Text for analysis:
--- START ---

The new name for the rent-not-own suite: Creative Cloud (CC).

CS6, the current version of the boxed software, will be maintained with bug fixes and will continue to be sold at retail and by Adobe directly. But there will be no CS7 or feature additions to those versions.

Schoffstall’s petition asked Adobe to reconsider its subscription-only plans, restart development on CS6, and continue to offer perpetual licences alongside subscriptions.

“It seems that you have decided to forsake everyone but big business. Well, you’ve made a mistake,” the petition read. “We are in a corner because although we may have the option to use CS6 now, in the future, we will be forced to subscribe to your CC subscription in order to stay relevant with updated software.”

In the preface to the petition, Schoffstall argued that consumers and independent freelancers would end up paying more in subscription fees than they had buying a one-time-charge licence. “In the short term, the subscription model looks to be okay, but over time the only entity that is benefiting from this is Adobe,” he said. “The (no longer) current model – paying a one-time fee for infinite access – is a much better business model and is better for the consumer.”

Software-by-subscription can cost more than a perpetual licence that’s used for a relatively long time. The perpetual licence of CS6 Design and Web Premium Student and Teacher Edition, for example, lists for $599. At the standard $30 per month for Creative Cloud, a student would end up paying more for a subscription after 20 months, or about two years in college.

In other words, if a student buys the perpetual licence and uses it for more than 20 months, he or she comes out ahead of a friend who went the subscription route.

The tipping point for what Adobe calls an “individual” subscription to Creative Cloud is different: The $50 monthly subscription fee adds up to more than a perpetual licence for C6 Design Standard, which lists for $1,299, after 26 months.

It takes longer for Creative Cloud to exceed the price of CS6 Design and Web Premium, Adobe’s most expensive and most full-featured bundle. At the same $50 monthly fee, an individual could pay Adobe for 38 months – three years and two months – before spending more than the $1,899 list price for the perpetual licence.

--- END ---

Information supplied:
--- START ---

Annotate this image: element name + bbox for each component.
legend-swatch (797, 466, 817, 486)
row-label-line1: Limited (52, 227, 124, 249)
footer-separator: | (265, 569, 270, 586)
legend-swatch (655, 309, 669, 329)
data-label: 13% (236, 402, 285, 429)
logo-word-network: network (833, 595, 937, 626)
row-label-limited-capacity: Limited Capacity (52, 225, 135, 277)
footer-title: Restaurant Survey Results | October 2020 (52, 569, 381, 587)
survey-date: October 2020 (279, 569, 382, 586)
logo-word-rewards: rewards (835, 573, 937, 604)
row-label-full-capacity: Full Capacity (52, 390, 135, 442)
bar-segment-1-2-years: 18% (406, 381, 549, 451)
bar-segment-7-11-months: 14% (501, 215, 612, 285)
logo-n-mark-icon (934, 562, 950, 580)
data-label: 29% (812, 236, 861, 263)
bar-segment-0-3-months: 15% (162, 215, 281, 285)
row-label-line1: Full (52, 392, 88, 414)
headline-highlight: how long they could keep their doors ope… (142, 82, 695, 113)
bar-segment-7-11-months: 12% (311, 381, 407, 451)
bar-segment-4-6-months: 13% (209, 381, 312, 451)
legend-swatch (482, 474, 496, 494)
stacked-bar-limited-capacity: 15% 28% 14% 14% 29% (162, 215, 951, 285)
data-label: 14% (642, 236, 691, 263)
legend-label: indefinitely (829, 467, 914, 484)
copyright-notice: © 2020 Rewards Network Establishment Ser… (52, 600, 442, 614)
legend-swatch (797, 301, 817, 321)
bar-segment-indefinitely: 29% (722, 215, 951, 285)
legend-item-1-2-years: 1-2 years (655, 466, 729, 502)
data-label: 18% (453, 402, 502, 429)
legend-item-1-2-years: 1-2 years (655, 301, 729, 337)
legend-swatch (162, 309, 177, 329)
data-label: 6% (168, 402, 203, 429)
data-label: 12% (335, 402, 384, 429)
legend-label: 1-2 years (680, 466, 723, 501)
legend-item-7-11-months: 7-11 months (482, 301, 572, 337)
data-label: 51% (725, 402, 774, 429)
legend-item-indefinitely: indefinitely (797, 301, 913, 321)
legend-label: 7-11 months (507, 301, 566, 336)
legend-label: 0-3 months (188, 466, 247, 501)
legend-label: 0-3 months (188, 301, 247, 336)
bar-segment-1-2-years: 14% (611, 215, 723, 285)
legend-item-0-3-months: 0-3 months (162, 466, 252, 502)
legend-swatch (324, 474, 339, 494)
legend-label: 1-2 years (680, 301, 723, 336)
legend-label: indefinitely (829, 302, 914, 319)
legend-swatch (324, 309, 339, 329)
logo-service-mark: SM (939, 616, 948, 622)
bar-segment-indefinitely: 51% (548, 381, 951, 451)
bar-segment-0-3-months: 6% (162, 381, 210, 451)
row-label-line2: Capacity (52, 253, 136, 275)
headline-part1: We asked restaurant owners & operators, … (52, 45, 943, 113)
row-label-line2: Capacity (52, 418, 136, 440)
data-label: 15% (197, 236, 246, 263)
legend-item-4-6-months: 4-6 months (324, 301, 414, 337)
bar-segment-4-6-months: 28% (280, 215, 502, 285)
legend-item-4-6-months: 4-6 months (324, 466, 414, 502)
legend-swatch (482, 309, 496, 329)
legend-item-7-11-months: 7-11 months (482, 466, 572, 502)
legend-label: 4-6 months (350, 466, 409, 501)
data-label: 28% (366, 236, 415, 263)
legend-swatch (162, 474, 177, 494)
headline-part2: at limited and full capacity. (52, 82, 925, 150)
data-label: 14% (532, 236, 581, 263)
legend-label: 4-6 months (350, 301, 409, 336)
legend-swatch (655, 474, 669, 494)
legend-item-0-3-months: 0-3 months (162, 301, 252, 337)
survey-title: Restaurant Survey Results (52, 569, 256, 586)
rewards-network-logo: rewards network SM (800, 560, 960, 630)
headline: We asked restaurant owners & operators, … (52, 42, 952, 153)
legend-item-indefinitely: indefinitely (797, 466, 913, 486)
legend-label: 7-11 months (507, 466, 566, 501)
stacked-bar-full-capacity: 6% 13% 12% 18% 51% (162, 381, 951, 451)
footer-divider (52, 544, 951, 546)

--- END ---

Tasks:
(1) In the text about Adobe's Creative Cloud, what is the list price of the perpetual license for CS6 Design and Web Premium?
(2) Translate this sentence from the text about Adobe's Creative Cloud into Spanish: "But there will be no CS7 or feature additions to those versions."
(3) Extend the text about Adobe's Creative Cloud by writing what comes after its final sentence.

Results:
(1) $1,899.

(2) Pero no habrá CS7 ni se agregarán funciones a esas versiones.

(3)
Those who left comments on Schoffstall’s petition often called out the cost as a reason for their dissatisfaction. “Due to the nature of the ‘upgrade at gun point’ nature of the change, and the forced ‘renting’ of software at prices that could be jacked up at anytime, I will not continue with the Adobe brand,” said Lee Whitman. “It’s suicide for a small business.”

“This is disaster for independent freelancers who are already suffering in this economy,” wrote Gay Tammy.

Those comments were reminiscent of ones aimed at Microsoft earlier this year when it debuted its own software-by-subscription model, Office 365, for consumers and small businesses.

But Microsoft, as it made plain on Tuesday when it took a swipe at Adobe’s decision, has retained perpetual licences for Office 2013, which runs on Windows, and Office for Mac 2011.

“Unlike Adobe, we think people’s shift from packaged software to subscription services will take time,” said Clint Patterson, director of communications for Office, in a blog post. “We are committed to offering choice – premier software sold as a package and powerful services sold as a subscription.”

Microsoft declined to say when it would move to an all-subscription model for Office, even though Patterson said it was inevitable. Some experts believe it will happen within the next five years.

In a talk with Wall Street analysts on Monday, Adobe executives defended the shift. Not surprisingly, one of the most important reasons they gave was the regular revenue generated by subscriptions, eliminating the peaks when major upgrades release, and the valleys in between upgrades.

“The move to subscriptions just drives a bigger and bigger and bigger recurring revenue stream,” said Mark Garrett, Adobe’s CFO, during the presentation to analysts.